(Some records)
┄┄┄┄┄┄

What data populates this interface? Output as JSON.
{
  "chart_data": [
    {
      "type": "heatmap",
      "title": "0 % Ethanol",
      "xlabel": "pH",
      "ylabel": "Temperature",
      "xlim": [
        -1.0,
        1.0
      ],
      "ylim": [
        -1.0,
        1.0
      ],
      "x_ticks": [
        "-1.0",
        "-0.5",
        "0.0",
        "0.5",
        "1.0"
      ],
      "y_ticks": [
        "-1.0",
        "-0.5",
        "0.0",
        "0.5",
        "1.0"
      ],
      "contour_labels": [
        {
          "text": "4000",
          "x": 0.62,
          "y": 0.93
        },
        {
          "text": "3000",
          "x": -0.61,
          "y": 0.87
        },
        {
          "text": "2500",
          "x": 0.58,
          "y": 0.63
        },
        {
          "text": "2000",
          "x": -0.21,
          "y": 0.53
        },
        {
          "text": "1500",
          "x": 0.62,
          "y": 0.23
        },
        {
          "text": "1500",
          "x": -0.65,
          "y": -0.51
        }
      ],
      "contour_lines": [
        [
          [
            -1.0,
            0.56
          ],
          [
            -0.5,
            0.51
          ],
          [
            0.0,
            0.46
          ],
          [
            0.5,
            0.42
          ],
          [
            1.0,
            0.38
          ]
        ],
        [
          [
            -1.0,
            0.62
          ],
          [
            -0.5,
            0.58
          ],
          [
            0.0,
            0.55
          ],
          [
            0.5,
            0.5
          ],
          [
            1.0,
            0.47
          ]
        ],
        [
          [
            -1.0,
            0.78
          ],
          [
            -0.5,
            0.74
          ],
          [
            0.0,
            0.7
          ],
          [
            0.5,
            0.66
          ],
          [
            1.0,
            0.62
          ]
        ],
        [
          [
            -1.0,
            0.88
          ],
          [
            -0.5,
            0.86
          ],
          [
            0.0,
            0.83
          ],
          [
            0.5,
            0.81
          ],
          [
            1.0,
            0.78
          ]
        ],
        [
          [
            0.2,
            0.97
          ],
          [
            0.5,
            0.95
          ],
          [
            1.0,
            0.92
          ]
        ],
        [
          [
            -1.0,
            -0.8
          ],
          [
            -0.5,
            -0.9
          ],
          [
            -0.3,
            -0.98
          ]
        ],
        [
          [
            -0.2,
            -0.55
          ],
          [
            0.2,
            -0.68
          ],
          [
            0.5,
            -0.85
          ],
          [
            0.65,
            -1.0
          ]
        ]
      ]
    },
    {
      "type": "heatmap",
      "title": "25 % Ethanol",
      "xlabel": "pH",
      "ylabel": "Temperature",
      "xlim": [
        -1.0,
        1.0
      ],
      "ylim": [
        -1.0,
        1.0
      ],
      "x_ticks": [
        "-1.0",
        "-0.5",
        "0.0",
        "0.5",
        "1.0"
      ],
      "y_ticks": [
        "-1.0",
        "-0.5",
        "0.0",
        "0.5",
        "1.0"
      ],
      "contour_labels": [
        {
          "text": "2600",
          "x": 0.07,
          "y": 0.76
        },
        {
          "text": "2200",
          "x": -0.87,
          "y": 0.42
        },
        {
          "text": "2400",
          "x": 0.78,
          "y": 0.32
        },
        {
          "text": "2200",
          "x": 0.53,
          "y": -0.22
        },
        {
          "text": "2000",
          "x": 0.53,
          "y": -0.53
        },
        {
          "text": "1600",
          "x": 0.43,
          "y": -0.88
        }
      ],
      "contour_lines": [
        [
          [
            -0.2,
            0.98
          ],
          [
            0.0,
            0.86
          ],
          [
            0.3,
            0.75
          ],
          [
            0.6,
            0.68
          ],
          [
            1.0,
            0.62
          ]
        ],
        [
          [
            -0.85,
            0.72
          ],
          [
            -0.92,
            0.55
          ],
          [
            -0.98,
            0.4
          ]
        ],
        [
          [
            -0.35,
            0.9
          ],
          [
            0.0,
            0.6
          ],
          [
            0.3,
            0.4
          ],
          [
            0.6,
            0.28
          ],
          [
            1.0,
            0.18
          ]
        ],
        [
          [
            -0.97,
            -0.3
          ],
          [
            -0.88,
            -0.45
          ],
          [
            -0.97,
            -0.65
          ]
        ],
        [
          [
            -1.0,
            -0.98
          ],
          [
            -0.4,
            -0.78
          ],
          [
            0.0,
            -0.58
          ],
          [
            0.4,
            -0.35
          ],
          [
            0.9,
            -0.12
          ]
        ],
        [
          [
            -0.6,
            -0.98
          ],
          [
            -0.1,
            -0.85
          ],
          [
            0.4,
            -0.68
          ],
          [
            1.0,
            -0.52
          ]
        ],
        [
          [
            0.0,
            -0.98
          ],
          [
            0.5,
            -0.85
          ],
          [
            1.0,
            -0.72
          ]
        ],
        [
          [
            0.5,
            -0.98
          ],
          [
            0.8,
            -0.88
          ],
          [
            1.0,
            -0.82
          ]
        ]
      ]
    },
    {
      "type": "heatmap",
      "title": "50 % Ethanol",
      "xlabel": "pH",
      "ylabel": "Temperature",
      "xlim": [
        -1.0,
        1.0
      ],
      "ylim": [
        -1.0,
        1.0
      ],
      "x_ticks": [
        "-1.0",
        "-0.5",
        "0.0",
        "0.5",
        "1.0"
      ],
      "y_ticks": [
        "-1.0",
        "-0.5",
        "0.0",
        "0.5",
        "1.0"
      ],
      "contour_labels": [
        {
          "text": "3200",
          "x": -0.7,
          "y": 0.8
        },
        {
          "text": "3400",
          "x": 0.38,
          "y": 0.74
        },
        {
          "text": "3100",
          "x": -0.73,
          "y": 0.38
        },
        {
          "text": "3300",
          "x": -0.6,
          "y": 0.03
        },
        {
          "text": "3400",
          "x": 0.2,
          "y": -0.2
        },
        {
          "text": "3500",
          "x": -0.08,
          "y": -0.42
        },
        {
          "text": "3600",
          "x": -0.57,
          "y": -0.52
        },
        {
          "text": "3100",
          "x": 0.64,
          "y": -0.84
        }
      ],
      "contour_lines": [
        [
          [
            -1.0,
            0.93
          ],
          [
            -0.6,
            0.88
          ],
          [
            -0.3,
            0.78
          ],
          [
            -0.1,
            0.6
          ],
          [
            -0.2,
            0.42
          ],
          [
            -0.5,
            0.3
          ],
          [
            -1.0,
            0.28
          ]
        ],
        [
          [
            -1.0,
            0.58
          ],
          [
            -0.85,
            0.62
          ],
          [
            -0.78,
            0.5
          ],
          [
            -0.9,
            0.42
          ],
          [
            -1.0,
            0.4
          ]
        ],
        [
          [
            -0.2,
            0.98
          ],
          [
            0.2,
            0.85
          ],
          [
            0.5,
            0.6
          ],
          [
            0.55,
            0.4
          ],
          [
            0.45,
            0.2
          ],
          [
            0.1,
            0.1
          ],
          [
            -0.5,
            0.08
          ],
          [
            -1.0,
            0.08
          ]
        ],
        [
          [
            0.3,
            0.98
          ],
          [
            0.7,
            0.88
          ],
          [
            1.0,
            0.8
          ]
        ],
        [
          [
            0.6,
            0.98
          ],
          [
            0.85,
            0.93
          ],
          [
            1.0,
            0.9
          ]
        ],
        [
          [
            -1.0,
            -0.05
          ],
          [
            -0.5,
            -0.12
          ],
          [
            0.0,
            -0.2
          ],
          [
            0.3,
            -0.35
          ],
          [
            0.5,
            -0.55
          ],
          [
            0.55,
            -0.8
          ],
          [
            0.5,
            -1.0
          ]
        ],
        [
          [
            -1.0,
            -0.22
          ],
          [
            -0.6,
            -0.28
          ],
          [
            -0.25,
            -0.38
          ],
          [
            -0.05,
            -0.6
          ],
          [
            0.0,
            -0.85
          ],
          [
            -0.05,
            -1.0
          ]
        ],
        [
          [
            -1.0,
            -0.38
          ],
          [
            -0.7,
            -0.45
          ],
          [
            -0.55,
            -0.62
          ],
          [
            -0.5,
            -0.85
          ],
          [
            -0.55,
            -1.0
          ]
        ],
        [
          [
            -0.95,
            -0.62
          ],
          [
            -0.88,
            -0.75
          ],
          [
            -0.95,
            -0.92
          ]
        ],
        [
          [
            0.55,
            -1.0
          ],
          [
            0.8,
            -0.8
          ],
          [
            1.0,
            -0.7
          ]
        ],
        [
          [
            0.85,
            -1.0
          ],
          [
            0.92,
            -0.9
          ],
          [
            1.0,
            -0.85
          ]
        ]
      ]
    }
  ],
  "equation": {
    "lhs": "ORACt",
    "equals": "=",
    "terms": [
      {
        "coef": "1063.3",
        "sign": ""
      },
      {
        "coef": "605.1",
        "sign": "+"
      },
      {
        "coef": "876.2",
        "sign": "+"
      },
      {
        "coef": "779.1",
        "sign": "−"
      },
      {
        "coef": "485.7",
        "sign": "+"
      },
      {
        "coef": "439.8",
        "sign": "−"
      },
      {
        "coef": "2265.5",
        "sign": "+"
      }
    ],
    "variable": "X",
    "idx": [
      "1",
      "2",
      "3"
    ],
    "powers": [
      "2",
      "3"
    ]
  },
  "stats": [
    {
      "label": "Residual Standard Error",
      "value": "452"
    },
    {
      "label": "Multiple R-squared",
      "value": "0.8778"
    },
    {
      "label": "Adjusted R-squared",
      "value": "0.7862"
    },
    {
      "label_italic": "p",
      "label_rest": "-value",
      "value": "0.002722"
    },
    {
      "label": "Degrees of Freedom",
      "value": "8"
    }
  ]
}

┄┄┄┄┄┄

Your task -
Sift the material for lines with the string "Ethanol". Copy each one found.

Task response -
      "title": "0 % Ethanol",
      "title": "25 % Ethanol",
      "title": "50 % Ethanol",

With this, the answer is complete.